(What you will do)
1. List every developmental stage that the passage below names.
2. Summarize the passage below on predicting microRNA expression in two sentences.

#### Extract ####

Chromatin models learned from protein-coding genes are able to predict microRNA expression levels with high accuracy
Do chromatin features influence transcription of microRNAs in the same way as they do with protein-coding genes? As a way to study the similarity of the two mechanisms, we investigated the effectiveness of the chromatin model learned from protein-coding genes in predicting microRNA expression. Since precise TSSs are not available for most worm microRNAs, we calculated the signals of chromatin features in the genomic regions corresponding to pre-microRNAs, and used them as the input features for our chromatin model.
We predicted the expression levels of 162 worm microRNAs with genomic locations obtained from miRBASE [
42]. We then compared our predictions with the experimental measurements performed by Kato
et al. [
43]. As shown in Figure , our predictions are in good agreement with the experimental results in the EEMB stage (see also the prediction results for the L3 stage in Figure S13 in Additional file
13). Some microRNAs locate within or near gene loci, which may confound the prediction of microRNA expression. To address this issue, we also checked the prediction accuracy using only microRNAs that are away from any known gene, and obtained similar prediction accuracy (PCC = 0.62).
It is interesting to see that the expression of microRNAs can be accurately predicted using a chromatin model trained by data for protein-coding genes. Consistent with previous reports on microRNA transcriptional regulation [
44,
45], this result suggests that microRNAs and protein-coding genes share a similar mechanism of transcriptional regulation by chromatin modifications.
As with the prediction of expression levels of protein-coding genes, the prediction accuracy of microRNA expression also shows developmental stage specificity. When the signals of the chromatin features from the EEMB stage were used, the resulting model achieved the best accuracy when predicting microRNA expression at the same stage (PCC = 0.60), whereas for stages L1, L2, L3, L4 and adult, the accuracy is much lower (PCC < 0.50) (Figure S14 in Additional file
14). Similarly, when chromatin features at L3 were used to train the model, the model achieved better prediction results in L3 than in other stages.

#### Entries shown ####

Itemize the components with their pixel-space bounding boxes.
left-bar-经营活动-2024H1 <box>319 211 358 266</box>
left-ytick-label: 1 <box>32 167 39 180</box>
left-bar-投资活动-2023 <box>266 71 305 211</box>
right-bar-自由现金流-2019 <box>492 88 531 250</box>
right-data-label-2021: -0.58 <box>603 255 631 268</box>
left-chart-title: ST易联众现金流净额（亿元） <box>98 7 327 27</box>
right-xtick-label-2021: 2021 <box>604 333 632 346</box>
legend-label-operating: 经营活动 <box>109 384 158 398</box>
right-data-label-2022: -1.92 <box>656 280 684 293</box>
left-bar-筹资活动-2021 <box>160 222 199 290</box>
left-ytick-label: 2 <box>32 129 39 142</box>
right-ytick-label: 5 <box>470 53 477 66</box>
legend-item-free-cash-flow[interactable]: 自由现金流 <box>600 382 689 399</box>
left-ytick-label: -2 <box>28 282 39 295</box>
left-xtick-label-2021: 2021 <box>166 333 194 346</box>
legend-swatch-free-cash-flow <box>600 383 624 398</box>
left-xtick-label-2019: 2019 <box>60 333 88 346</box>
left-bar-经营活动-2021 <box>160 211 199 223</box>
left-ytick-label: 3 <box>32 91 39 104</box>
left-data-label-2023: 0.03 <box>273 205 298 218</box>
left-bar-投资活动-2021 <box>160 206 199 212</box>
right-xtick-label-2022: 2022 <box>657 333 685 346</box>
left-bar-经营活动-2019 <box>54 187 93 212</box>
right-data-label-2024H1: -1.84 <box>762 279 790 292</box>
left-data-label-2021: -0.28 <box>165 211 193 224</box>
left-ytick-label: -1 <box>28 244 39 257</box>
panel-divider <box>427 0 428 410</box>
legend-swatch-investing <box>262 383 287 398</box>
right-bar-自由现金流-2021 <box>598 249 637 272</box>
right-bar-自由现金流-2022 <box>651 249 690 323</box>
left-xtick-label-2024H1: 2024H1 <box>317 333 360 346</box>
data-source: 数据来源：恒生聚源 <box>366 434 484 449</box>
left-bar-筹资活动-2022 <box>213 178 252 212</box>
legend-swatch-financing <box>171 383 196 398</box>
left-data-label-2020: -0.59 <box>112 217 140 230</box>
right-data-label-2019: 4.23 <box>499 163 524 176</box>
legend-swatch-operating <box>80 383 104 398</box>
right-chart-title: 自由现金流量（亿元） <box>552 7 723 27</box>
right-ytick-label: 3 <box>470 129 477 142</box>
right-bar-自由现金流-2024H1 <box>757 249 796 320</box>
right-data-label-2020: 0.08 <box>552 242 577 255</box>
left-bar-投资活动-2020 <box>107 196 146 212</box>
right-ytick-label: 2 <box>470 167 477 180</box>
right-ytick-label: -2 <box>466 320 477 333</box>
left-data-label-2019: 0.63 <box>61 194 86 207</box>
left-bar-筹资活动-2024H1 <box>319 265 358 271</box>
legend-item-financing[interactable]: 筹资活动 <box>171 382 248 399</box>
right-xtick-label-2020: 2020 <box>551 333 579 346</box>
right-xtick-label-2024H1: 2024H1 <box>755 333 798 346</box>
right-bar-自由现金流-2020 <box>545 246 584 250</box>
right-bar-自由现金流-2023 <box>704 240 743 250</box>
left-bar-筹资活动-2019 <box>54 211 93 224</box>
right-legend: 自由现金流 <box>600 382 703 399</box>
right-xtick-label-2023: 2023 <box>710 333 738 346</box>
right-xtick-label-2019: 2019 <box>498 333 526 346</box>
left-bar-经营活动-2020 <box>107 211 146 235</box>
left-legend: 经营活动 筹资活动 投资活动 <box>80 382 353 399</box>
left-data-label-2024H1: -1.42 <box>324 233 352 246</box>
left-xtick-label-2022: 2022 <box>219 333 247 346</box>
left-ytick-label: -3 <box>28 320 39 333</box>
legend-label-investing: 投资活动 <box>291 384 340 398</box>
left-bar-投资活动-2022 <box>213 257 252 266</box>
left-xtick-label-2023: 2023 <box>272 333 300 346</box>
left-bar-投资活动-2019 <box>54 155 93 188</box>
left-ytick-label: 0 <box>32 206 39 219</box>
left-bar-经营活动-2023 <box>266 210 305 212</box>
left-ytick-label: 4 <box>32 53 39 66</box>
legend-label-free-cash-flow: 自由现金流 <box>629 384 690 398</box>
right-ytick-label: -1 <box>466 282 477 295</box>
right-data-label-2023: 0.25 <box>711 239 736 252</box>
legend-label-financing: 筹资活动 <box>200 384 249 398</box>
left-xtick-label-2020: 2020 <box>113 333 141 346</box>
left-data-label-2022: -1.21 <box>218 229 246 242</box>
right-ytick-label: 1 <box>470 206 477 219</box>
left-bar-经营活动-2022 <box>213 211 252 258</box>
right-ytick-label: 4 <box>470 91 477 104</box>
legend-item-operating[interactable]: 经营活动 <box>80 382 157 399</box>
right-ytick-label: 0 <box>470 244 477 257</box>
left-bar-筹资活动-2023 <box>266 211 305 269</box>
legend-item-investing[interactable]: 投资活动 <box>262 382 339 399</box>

####

(Answers to this exercise)
1. EEMB, L1, L2, L3, L4, adult

2. A chromatin model trained on protein-coding genes predicted the expression of 162 worm microRNAs in good agreement with experimental measurements, with similar accuracy (PCC = 0.62) for microRNAs away from any known gene. This suggests that microRNAs and protein-coding genes share a similar mechanism of transcriptional regulation by chromatin modifications, and the prediction accuracy was stage-specific, being best when the model predicted expression at the same stage as its chromatin features.